### EXTRACT TO READ
☆ ☆ ☆
Lyons, who had been the director of nursing at the New Woman All Women Health Care clinic, called Rudolph a coward for making a plea deal to avoid the death penalty, and said, pointedly, that the clinics he bombed were still in operation today and that his attack had transformed her into a public figure who had raised thousands of dollars for abortion services.

And she told Rudolph at his sentencing in U.S. District Court on Monday morning, “I have more guts in my broken little finger than you have in your whole body.”

Rudolph, who pleaded guilty in April to the Birmingham bombing and three Atlanta bombings, was sentenced to two life sentences without parole for the Birmingham bombing. Judge Lynwood Smith ordered him to pay $1.2 million restitution to the victims, though he acknowledged Ru dolph had no financial resources.

In August, he will be sentenced to two more life terms in Atlanta for attacks on another abortion clinic, a gay club and a crowded park at the 1996 Olympics.

For his part, Rudolph remained unrepentant in his first extended public remarks since his arrest after five years as a fugitive, calling violence against abortion providers “a moral duty.”

“As I go to a prison cell for a lifetime, I know that ‘I have fought a good fight, I have finished my course, I have kept the faith,”‘ he said, quoting from the Bible.

The four bombings injured 150 people and killed two, Alice Hawthorne at the Centennial Olympic Park in Atlanta and Robert Sanderson, an off-duty police officer, in Birmingham. Monday was the first time victims or their family members could confront Rudolph directly.

After the sentencing, Lyons said she had been waiting 7 1/2 years to speak to Rudolph, and she was satisfied.

“At least I knew he was listening,” she said.

Prosecutors had agreed not to seek the death penalty if Ru dolph helped them recover more than 250 pounds of explosives he had hidden in western North Carolina, buried in the wilderness where he had been in hiding. Officials announced the deal in April, after law-enforcement agents recovered the explosives.

Prosecutors have said that finding the explosives, which could have been a danger to recreationists, made the plea agreement worthwhile.

After his plea, Rudolph issued a statement in which he gloated that he had “deprived the government of its goal of sentencing me to death.”
☆ ☆ ☆
[Collection entries]
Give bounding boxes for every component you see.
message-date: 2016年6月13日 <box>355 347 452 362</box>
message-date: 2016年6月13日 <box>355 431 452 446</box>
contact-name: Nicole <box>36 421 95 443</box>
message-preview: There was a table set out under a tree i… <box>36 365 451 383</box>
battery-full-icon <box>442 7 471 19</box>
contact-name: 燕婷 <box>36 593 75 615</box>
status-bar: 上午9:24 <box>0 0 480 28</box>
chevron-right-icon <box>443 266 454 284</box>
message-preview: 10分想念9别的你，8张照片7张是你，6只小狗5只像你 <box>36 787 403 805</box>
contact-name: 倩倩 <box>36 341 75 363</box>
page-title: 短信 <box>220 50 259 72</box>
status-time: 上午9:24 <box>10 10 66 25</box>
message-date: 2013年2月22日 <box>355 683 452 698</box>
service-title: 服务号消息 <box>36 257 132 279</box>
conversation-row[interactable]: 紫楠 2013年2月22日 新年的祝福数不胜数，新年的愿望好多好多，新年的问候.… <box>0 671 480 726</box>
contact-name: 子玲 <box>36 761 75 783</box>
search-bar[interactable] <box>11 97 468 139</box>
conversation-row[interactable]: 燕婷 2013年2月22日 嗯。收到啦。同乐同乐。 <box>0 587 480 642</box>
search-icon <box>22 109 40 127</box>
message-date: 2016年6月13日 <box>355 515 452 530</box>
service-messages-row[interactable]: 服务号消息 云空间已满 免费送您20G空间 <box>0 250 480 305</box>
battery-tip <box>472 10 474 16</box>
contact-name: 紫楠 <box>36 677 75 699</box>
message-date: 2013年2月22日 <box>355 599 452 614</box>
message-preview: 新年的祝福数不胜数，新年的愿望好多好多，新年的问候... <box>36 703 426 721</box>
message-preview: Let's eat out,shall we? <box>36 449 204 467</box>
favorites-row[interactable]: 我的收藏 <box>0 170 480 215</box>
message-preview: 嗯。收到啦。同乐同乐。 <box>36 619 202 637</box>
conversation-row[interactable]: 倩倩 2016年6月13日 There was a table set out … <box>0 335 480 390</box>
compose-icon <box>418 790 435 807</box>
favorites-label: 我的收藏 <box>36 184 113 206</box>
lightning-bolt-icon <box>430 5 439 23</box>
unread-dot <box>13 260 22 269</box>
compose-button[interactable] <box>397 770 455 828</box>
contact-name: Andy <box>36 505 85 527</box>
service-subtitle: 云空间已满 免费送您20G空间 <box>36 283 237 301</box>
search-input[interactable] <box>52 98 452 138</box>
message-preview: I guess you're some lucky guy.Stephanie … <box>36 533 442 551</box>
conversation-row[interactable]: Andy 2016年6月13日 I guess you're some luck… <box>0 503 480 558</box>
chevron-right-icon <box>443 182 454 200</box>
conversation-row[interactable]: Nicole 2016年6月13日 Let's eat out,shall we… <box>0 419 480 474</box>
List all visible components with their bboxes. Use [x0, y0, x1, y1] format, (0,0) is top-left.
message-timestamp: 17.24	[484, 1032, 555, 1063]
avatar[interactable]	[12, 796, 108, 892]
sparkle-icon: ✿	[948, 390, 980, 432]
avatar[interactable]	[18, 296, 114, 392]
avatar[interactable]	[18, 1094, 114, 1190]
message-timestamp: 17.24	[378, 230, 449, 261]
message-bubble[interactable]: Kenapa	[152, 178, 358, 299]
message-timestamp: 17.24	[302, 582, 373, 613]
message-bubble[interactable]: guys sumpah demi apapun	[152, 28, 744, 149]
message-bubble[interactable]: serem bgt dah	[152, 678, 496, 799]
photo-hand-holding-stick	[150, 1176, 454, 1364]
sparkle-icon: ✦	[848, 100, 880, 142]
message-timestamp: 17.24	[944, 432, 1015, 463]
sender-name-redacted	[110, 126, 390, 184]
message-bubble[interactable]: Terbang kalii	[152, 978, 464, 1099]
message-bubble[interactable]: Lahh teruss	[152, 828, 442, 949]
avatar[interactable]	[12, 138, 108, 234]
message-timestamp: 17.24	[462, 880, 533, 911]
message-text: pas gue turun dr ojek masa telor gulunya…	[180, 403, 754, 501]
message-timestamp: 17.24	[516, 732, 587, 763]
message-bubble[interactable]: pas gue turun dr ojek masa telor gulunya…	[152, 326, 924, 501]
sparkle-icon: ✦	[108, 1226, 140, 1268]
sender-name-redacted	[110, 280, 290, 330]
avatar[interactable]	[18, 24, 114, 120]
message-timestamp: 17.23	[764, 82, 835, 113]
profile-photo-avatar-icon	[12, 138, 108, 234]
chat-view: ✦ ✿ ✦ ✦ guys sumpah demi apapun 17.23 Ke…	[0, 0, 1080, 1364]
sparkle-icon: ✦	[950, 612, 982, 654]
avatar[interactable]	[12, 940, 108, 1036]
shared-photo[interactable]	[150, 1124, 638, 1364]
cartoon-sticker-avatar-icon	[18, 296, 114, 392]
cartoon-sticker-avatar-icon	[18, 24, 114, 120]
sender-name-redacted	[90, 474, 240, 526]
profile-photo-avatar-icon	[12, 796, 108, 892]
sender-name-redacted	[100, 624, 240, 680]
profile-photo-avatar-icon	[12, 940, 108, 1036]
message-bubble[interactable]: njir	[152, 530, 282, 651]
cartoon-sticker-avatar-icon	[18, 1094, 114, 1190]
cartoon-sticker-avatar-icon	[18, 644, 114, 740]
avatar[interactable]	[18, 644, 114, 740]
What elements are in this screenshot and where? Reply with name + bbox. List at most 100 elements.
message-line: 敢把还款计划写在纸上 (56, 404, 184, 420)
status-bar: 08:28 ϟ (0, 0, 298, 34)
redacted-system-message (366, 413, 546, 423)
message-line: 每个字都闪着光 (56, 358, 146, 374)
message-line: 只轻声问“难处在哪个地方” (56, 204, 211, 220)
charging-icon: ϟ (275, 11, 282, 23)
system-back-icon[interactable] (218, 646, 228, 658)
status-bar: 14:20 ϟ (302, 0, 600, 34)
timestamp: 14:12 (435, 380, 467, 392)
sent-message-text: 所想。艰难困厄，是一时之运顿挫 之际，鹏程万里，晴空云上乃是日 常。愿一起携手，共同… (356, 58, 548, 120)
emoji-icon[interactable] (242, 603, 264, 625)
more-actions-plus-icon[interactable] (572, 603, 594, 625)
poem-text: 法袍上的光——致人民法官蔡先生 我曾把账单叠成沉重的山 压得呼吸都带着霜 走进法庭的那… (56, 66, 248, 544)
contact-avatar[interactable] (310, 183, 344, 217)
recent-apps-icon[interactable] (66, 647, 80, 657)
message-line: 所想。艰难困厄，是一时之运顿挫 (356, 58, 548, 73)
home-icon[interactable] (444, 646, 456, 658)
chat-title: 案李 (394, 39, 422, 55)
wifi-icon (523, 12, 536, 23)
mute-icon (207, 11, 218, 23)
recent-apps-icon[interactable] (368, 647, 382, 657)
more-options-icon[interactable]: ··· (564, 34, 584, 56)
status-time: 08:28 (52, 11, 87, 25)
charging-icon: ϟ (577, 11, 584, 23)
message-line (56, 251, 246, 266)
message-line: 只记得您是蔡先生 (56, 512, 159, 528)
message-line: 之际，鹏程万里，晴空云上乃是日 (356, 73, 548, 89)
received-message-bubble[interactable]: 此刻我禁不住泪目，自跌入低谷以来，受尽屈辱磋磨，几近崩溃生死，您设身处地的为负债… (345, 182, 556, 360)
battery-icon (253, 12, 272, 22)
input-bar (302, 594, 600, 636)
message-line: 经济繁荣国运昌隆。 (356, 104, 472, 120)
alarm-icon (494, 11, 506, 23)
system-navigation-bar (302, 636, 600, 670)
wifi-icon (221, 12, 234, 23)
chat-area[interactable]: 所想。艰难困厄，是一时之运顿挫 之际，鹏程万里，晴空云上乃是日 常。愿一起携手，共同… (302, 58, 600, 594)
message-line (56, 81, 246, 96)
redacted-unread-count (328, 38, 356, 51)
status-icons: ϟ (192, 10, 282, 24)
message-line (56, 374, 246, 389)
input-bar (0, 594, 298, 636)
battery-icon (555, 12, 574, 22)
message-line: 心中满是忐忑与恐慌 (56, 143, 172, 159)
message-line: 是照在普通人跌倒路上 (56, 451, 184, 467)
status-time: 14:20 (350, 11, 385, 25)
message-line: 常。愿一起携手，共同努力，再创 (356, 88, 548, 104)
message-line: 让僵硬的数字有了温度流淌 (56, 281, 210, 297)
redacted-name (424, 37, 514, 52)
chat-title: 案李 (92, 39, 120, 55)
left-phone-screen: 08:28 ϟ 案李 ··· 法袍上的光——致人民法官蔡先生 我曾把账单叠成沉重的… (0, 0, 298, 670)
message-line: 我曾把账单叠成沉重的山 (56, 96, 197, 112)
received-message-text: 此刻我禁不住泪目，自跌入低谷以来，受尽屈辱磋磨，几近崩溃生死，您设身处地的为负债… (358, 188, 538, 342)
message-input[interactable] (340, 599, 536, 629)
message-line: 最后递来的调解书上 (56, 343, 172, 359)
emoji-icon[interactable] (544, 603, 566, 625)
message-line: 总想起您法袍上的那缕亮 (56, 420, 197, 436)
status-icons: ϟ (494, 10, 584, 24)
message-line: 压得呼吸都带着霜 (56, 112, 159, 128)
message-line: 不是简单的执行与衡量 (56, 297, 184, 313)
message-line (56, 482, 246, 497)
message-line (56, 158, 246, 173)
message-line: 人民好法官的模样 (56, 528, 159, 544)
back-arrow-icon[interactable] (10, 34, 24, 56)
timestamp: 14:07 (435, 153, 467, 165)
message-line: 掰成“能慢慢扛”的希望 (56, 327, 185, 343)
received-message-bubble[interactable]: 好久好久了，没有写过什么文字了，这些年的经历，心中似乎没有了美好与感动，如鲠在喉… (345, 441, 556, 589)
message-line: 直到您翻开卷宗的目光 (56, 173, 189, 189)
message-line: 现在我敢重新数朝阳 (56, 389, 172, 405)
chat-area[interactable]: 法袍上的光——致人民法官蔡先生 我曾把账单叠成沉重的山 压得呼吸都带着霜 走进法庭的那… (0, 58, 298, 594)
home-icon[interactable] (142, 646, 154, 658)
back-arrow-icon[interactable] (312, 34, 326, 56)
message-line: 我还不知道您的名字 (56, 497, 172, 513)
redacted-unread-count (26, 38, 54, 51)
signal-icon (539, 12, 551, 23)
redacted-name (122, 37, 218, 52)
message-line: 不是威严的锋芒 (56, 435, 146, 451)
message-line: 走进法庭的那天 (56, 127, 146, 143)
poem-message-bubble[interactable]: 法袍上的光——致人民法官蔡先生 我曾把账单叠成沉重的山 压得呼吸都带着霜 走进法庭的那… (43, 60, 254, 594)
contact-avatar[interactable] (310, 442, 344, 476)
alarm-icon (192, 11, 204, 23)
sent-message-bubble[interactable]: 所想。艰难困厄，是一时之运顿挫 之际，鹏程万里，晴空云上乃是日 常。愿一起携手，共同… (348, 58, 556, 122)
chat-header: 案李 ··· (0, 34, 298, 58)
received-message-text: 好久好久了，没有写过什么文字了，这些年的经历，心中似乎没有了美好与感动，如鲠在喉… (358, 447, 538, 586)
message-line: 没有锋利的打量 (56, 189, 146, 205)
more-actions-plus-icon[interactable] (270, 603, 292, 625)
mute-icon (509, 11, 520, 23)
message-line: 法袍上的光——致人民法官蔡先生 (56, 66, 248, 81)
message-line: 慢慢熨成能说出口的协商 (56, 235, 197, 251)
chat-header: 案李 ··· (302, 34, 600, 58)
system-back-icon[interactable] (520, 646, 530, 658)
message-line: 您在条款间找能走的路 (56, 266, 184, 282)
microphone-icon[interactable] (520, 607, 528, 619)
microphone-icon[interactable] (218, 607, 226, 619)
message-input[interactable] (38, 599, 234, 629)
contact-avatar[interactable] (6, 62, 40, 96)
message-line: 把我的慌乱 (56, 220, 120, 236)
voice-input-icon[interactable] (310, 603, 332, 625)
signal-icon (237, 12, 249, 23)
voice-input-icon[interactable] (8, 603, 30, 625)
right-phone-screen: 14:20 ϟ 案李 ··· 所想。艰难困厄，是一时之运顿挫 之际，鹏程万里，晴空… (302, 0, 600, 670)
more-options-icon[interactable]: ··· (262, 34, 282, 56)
☆ ☆ ☆
### WORK ORDER A
In the article on Rudolph's sentencing, reproduce everything from "Rudolph, who pleaded" down to "no financial resources.".
### WORK ORDER B
Answer these questions using the article on Rudolph's sentencing:
(i) At which clinic had Lyons been the director of nursing?
(ii) Which judge ordered Rudolph to pay restitution, and how much?
(iii) How many pounds of explosives had Rudolph hidden in western North Carolina?

### EXPECTED OUTPUT A
Rudolph, who pleaded guilty in April to the Birmingham bombing and three Atlanta bombings, was sentenced to two life sentences without parole for the Birmingham bombing. Judge Lynwood Smith ordered him to pay $1.2 million restitution to the victims, though he acknowledged Ru dolph had no financial resources.

### EXPECTED OUTPUT B
(i) The New Woman All Women Health Care clinic.
(ii) Judge Lynwood Smith ordered $1.2 million in restitution to the victims.
(iii) More than 250 pounds.